PROBLEM TO WORK ON |
Write out the records that appear below, verbatim and complete, but without pictures.

=-=-=-=-=

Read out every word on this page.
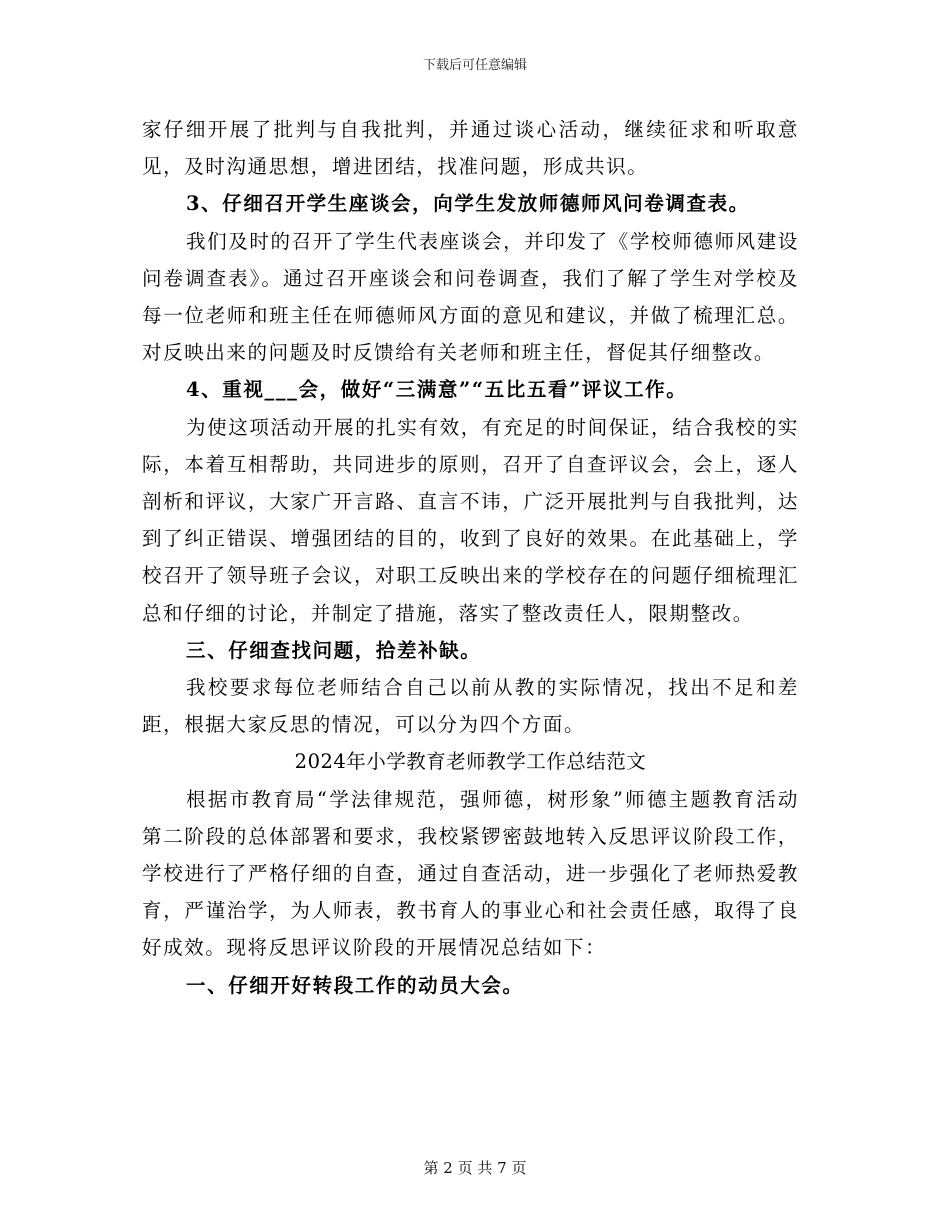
下载后可任意编辑

家仔细开展了批判与自我批判，并通过谈心活动，继续征求和听取意见，及时沟通思想，增进团结，找准问题，形成共识。

3、仔细召开学生座谈会，向学生发放师德师风问卷调查表。

我们及时的召开了学生代表座谈会，并印发了《学校师德师风建设问卷调查表》。通过召开座谈会和问卷调查，我们了解了学生对学校及每一位老师和班主任在师德师风方面的意见和建议，并做了梳理汇总。对反映出来的问题及时反馈给有关老师和班主任，督促其仔细整改。

4、重视___会，做好“三满意”“五比五看”评议工作。

为使这项活动开展的扎实有效，有充足的时间保证，结合我校的实际，本着互相帮助，共同进步的原则，召开了自查评议会，会上，逐人剖析和评议，大家广开言路、直言不讳，广泛开展批判与自我批判，达到了纠正错误、增强团结的目的，收到了良好的效果。在此基础上，学校召开了领导班子会议，对职工反映出来的学校存在的问题仔细梳理汇总和仔细的讨论，并制定了措施，落实了整改责任人，限期整改。

三、仔细查找问题，拾差补缺。

我校要求每位老师结合自己以前从教的实际情况，找出不足和差距，根据大家反思的情况，可以分为四个方面。

2024年小学教育老师教学工作总结范文

根据市教育局“学法律规范，强师德，树形象”师德主题教育活动第二阶段的总体部署和要求，我校紧锣密鼓地转入反思评议阶段工作，学校进行了严格仔细的自查，通过自查活动，进一步强化了老师热爱教育，严谨治学，为人师表，教书育人的事业心和社会责任感，取得了良好成效。现将反思评议阶段的开展情况总结如下：

一、仔细开好转段工作的动员大会。

第 2 页 共 7 页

=-=-=-=-=

OUTPUT BELOW |
Read out every word on this page.
下载后可任意编辑

家仔细开展了批判与自我批判，并通过谈心活动，继续征求和听取意见，及时沟通思想，增进团结，找准问题，形成共识。

3、仔细召开学生座谈会，向学生发放师德师风问卷调查表。

我们及时的召开了学生代表座谈会，并印发了《学校师德师风建设问卷调查表》。通过召开座谈会和问卷调查，我们了解了学生对学校及每一位老师和班主任在师德师风方面的意见和建议，并做了梳理汇总。对反映出来的问题及时反馈给有关老师和班主任，督促其仔细整改。

4、重视___会，做好“三满意”“五比五看”评议工作。

为使这项活动开展的扎实有效，有充足的时间保证，结合我校的实际，本着互相帮助，共同进步的原则，召开了自查评议会，会上，逐人剖析和评议，大家广开言路、直言不讳，广泛开展批判与自我批判，达到了纠正错误、增强团结的目的，收到了良好的效果。在此基础上，学校召开了领导班子会议，对职工反映出来的学校存在的问题仔细梳理汇总和仔细的讨论，并制定了措施，落实了整改责任人，限期整改。

三、仔细查找问题，拾差补缺。

我校要求每位老师结合自己以前从教的实际情况，找出不足和差距，根据大家反思的情况，可以分为四个方面。

2024年小学教育老师教学工作总结范文

根据市教育局“学法律规范，强师德，树形象”师德主题教育活动第二阶段的总体部署和要求，我校紧锣密鼓地转入反思评议阶段工作，学校进行了严格仔细的自查，通过自查活动，进一步强化了老师热爱教育，严谨治学，为人师表，教书育人的事业心和社会责任感，取得了良好成效。现将反思评议阶段的开展情况总结如下：

一、仔细开好转段工作的动员大会。

第 2 页 共 7 页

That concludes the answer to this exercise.